# What is needed
Return every record below exactly as written, but leave out the pictures.

[Dataset items]
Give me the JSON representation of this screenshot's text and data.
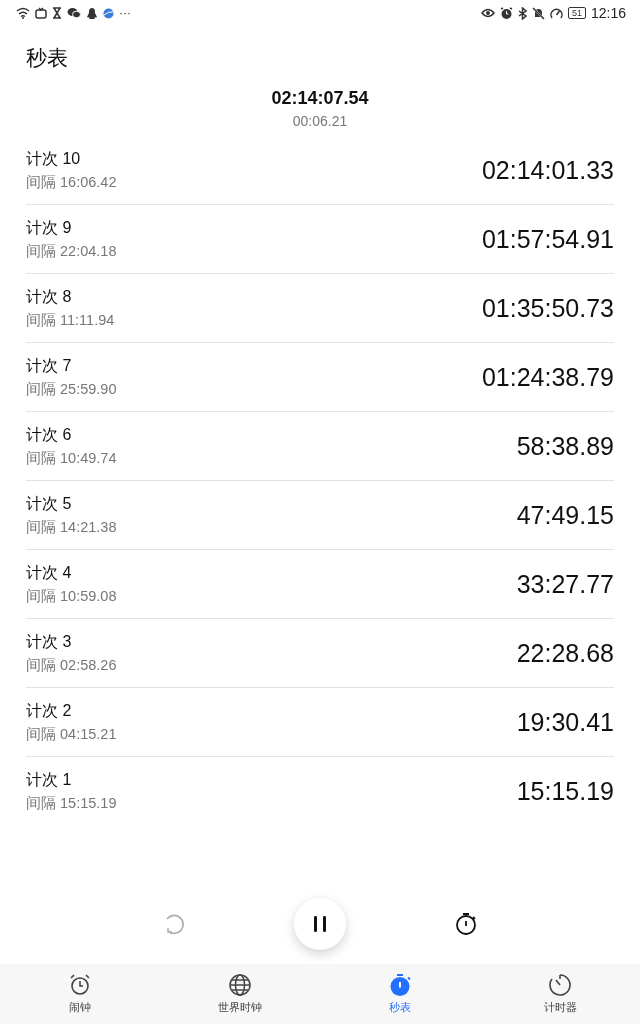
{
  "status_bar": {
    "more": "···",
    "battery": "51",
    "time": "12:16"
  },
  "title": "秒表",
  "total_time": "02:14:07.54",
  "current_lap_time": "00:06.21",
  "laps": [
    {
      "label": "计次 10",
      "interval": "间隔 16:06.42",
      "time": "02:14:01.33"
    },
    {
      "label": "计次 9",
      "interval": "间隔 22:04.18",
      "time": "01:57:54.91"
    },
    {
      "label": "计次 8",
      "interval": "间隔 11:11.94",
      "time": "01:35:50.73"
    },
    {
      "label": "计次 7",
      "interval": "间隔 25:59.90",
      "time": "01:24:38.79"
    },
    {
      "label": "计次 6",
      "interval": "间隔 10:49.74",
      "time": "58:38.89"
    },
    {
      "label": "计次 5",
      "interval": "间隔 14:21.38",
      "time": "47:49.15"
    },
    {
      "label": "计次 4",
      "interval": "间隔 10:59.08",
      "time": "33:27.77"
    },
    {
      "label": "计次 3",
      "interval": "间隔 02:58.26",
      "time": "22:28.68"
    },
    {
      "label": "计次 2",
      "interval": "间隔 04:15.21",
      "time": "19:30.41"
    },
    {
      "label": "计次 1",
      "interval": "间隔 15:15.19",
      "time": "15:15.19"
    }
  ],
  "controls": {
    "reset": {
      "disabled": true
    }
  },
  "tabs": [
    {
      "kind": "alarm",
      "label": "闹钟",
      "selected": false
    },
    {
      "kind": "world",
      "label": "世界时钟",
      "selected": false
    },
    {
      "kind": "stopwatch",
      "label": "秒表",
      "selected": true
    },
    {
      "kind": "timer",
      "label": "计时器",
      "selected": false
    }
  ]
}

# Output of the exercise
Give me the JSON representation of this screenshot's text and data.
{
  "status_bar": {
    "more": "···",
    "battery": "51",
    "time": "12:16"
  },
  "title": "秒表",
  "total_time": "02:14:07.54",
  "current_lap_time": "00:06.21",
  "laps": [
    {
      "label": "计次 10",
      "interval": "间隔 16:06.42",
      "time": "02:14:01.33"
    },
    {
      "label": "计次 9",
      "interval": "间隔 22:04.18",
      "time": "01:57:54.91"
    },
    {
      "label": "计次 8",
      "interval": "间隔 11:11.94",
      "time": "01:35:50.73"
    },
    {
      "label": "计次 7",
      "interval": "间隔 25:59.90",
      "time": "01:24:38.79"
    },
    {
      "label": "计次 6",
      "interval": "间隔 10:49.74",
      "time": "58:38.89"
    },
    {
      "label": "计次 5",
      "interval": "间隔 14:21.38",
      "time": "47:49.15"
    },
    {
      "label": "计次 4",
      "interval": "间隔 10:59.08",
      "time": "33:27.77"
    },
    {
      "label": "计次 3",
      "interval": "间隔 02:58.26",
      "time": "22:28.68"
    },
    {
      "label": "计次 2",
      "interval": "间隔 04:15.21",
      "time": "19:30.41"
    },
    {
      "label": "计次 1",
      "interval": "间隔 15:15.19",
      "time": "15:15.19"
    }
  ],
  "controls": {
    "reset": {
      "disabled": true
    }
  },
  "tabs": [
    {
      "kind": "alarm",
      "label": "闹钟",
      "selected": false
    },
    {
      "kind": "world",
      "label": "世界时钟",
      "selected": false
    },
    {
      "kind": "stopwatch",
      "label": "秒表",
      "selected": true
    },
    {
      "kind": "timer",
      "label": "计时器",
      "selected": false
    }
  ]
}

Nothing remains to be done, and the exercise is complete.